#### Written instruction
Extract the full listing below without altering a single character.

---+---

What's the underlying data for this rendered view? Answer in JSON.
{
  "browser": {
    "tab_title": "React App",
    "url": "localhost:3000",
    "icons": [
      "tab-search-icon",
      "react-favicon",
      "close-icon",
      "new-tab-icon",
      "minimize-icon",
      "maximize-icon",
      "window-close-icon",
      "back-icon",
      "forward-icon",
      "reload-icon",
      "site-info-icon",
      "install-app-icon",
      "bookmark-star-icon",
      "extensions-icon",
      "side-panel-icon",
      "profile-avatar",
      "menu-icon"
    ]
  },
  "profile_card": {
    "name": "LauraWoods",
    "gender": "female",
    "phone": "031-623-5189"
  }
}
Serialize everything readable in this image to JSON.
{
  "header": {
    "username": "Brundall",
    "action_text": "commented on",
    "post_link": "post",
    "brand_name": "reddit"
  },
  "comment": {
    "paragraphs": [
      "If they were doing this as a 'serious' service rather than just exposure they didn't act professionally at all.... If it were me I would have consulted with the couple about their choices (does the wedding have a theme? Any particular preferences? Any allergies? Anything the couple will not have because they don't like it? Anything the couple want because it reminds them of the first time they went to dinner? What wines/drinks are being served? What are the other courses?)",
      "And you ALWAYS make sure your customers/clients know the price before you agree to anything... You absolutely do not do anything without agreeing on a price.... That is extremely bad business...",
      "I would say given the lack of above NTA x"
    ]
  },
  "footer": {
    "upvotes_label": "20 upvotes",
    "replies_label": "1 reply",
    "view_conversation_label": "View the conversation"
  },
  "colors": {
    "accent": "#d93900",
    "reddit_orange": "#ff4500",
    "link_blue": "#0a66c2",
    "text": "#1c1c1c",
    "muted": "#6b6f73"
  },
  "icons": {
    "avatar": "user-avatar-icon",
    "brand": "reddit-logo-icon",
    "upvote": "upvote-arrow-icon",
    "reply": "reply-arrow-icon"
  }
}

---+---

#### Exercise solution
What's the underlying data for this rendered view? Answer in JSON.
{
  "browser": {
    "tab_title": "React App",
    "url": "localhost:3000",
    "icons": [
      "tab-search-icon",
      "react-favicon",
      "close-icon",
      "new-tab-icon",
      "minimize-icon",
      "maximize-icon",
      "window-close-icon",
      "back-icon",
      "forward-icon",
      "reload-icon",
      "site-info-icon",
      "install-app-icon",
      "bookmark-star-icon",
      "extensions-icon",
      "side-panel-icon",
      "profile-avatar",
      "menu-icon"
    ]
  },
  "profile_card": {
    "name": "LauraWoods",
    "gender": "female",
    "phone": "031-623-5189"
  }
}
Serialize everything readable in this image to JSON.
{
  "header": {
    "username": "Brundall",
    "action_text": "commented on",
    "post_link": "post",
    "brand_name": "reddit"
  },
  "comment": {
    "paragraphs": [
      "If they were doing this as a 'serious' service rather than just exposure they didn't act professionally at all.... If it were me I would have consulted with the couple about their choices (does the wedding have a theme? Any particular preferences? Any allergies? Anything the couple will not have because they don't like it? Anything the couple want because it reminds them of the first time they went to dinner? What wines/drinks are being served? What are the other courses?)",
      "And you ALWAYS make sure your customers/clients know the price before you agree to anything... You absolutely do not do anything without agreeing on a price.... That is extremely bad business...",
      "I would say given the lack of above NTA x"
    ]
  },
  "footer": {
    "upvotes_label": "20 upvotes",
    "replies_label": "1 reply",
    "view_conversation_label": "View the conversation"
  },
  "colors": {
    "accent": "#d93900",
    "reddit_orange": "#ff4500",
    "link_blue": "#0a66c2",
    "text": "#1c1c1c",
    "muted": "#6b6f73"
  },
  "icons": {
    "avatar": "user-avatar-icon",
    "brand": "reddit-logo-icon",
    "upvote": "upvote-arrow-icon",
    "reply": "reply-arrow-icon"
  }
}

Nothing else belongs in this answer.